■ **PROVIDED RECORDS**
------------------------------------------------
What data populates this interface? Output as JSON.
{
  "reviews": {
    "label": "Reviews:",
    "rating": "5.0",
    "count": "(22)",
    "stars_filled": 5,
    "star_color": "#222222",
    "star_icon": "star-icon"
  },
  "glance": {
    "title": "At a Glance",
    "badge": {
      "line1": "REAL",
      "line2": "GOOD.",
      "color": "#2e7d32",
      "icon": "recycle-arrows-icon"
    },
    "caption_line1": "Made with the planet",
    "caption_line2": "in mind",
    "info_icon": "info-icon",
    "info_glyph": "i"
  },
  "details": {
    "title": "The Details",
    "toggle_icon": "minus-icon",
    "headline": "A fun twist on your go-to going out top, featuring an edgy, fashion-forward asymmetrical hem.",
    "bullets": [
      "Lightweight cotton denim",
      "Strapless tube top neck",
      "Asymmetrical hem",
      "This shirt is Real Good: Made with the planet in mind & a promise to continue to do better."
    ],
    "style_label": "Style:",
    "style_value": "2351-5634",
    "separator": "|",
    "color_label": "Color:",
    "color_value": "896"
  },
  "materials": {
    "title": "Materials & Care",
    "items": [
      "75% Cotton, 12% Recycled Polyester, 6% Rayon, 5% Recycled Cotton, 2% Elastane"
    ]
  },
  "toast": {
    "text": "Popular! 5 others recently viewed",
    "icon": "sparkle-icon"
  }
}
------------------------------------------------
■ **DO THIS**
Extract the full set of entries word for word.

■ **RESULT FOR THIS EXERCISE**
What data populates this interface? Output as JSON.
{
  "reviews": {
    "label": "Reviews:",
    "rating": "5.0",
    "count": "(22)",
    "stars_filled": 5,
    "star_color": "#222222",
    "star_icon": "star-icon"
  },
  "glance": {
    "title": "At a Glance",
    "badge": {
      "line1": "REAL",
      "line2": "GOOD.",
      "color": "#2e7d32",
      "icon": "recycle-arrows-icon"
    },
    "caption_line1": "Made with the planet",
    "caption_line2": "in mind",
    "info_icon": "info-icon",
    "info_glyph": "i"
  },
  "details": {
    "title": "The Details",
    "toggle_icon": "minus-icon",
    "headline": "A fun twist on your go-to going out top, featuring an edgy, fashion-forward asymmetrical hem.",
    "bullets": [
      "Lightweight cotton denim",
      "Strapless tube top neck",
      "Asymmetrical hem",
      "This shirt is Real Good: Made with the planet in mind & a promise to continue to do better."
    ],
    "style_label": "Style:",
    "style_value": "2351-5634",
    "separator": "|",
    "color_label": "Color:",
    "color_value": "896"
  },
  "materials": {
    "title": "Materials & Care",
    "items": [
      "75% Cotton, 12% Recycled Polyester, 6% Rayon, 5% Recycled Cotton, 2% Elastane"
    ]
  },
  "toast": {
    "text": "Popular! 5 others recently viewed",
    "icon": "sparkle-icon"
  }
}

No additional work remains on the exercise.